▶ **DESCRIPTION OF THE TASK**
Please put every line of the material below into a Markdown table with the columns "Row" and "Line," numbering the rows in order and skipping any blank lines. Leave the pictures out of the table.

▶ **Region boundary data**
============

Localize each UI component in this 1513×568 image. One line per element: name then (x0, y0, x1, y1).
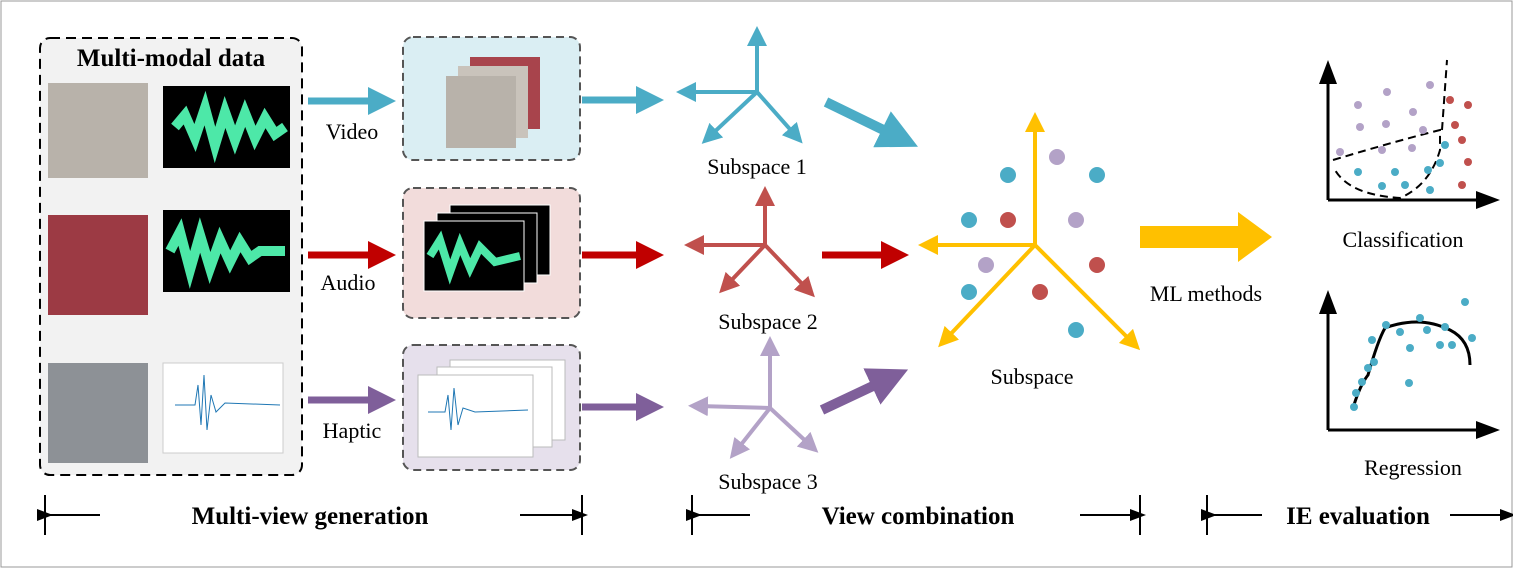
combined-axes (918, 112, 1141, 351)
stage-label: IE evaluation (1286, 503, 1430, 530)
combined-label: Subspace (990, 364, 1073, 389)
method-arrow (1140, 212, 1272, 262)
data-box-title: Multi-modal data (77, 45, 266, 72)
subspace-label: Subspace 2 (718, 309, 818, 334)
haptic-plot (162, 362, 284, 454)
texture-image (48, 215, 148, 315)
sample-dots (961, 149, 1105, 338)
texture-image (48, 83, 148, 178)
modality-label: Video (326, 119, 378, 144)
subspace-axes (676, 26, 803, 144)
task-label: Classification (1343, 227, 1464, 252)
stage-label: Multi-view generation (192, 503, 429, 530)
subspace-axes (684, 186, 815, 298)
regression-plot (1319, 290, 1500, 439)
task-label: Regression (1364, 455, 1462, 480)
subspace-label: Subspace 3 (718, 469, 818, 494)
modality-label: Audio (321, 270, 376, 295)
texture-image (48, 363, 148, 463)
stage-label: View combination (822, 503, 1015, 530)
method-label: ML methods (1150, 281, 1262, 306)
classification-plot (1319, 59, 1500, 209)
subspace-label: Subspace 1 (707, 154, 807, 179)
stage-brackets (37, 495, 1513, 535)
modality-label: Haptic (323, 418, 382, 443)
subspace-axes (688, 336, 819, 459)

============

▶ **WRITTEN RESPONSE**
| Row | Line |
|---|---|
| 1 | Localize each UI component in this 1513×568 image. One line per element: name then (x0, y0, x1, y1). |
| 2 | combined-axes (918, 112, 1141, 351) |
| 3 | stage-label: IE evaluation (1286, 503, 1430, 530) |
| 4 | combined-label: Subspace (990, 364, 1073, 389) |
| 5 | method-arrow (1140, 212, 1272, 262) |
| 6 | data-box-title: Multi-modal data (77, 45, 266, 72) |
| 7 | subspace-label: Subspace 2 (718, 309, 818, 334) |
| 8 | haptic-plot (162, 362, 284, 454) |
| 9 | texture-image (48, 215, 148, 315) |
| 10 | sample-dots (961, 149, 1105, 338) |
| 11 | texture-image (48, 83, 148, 178) |
| 12 | modality-label: Video (326, 119, 378, 144) |
| 13 | subspace-axes (676, 26, 803, 144) |
| 14 | task-label: Classification (1343, 227, 1464, 252) |
| 15 | stage-label: Multi-view generation (192, 503, 429, 530) |
| 16 | subspace-axes (684, 186, 815, 298) |
| 17 | regression-plot (1319, 290, 1500, 439) |
| 18 | task-label: Regression (1364, 455, 1462, 480) |
| 19 | subspace-label: Subspace 3 (718, 469, 818, 494) |
| 20 | modality-label: Audio (321, 270, 376, 295) |
| 21 | texture-image (48, 363, 148, 463) |
| 22 | stage-label: View combination (822, 503, 1015, 530) |
| 23 | method-label: ML methods (1150, 281, 1262, 306) |
| 24 | classification-plot (1319, 59, 1500, 209) |
| 25 | subspace-label: Subspace 1 (707, 154, 807, 179) |
| 26 | stage-brackets (37, 495, 1513, 535) |
| 27 | modality-label: Haptic (323, 418, 382, 443) |
| 28 | subspace-axes (688, 336, 819, 459) |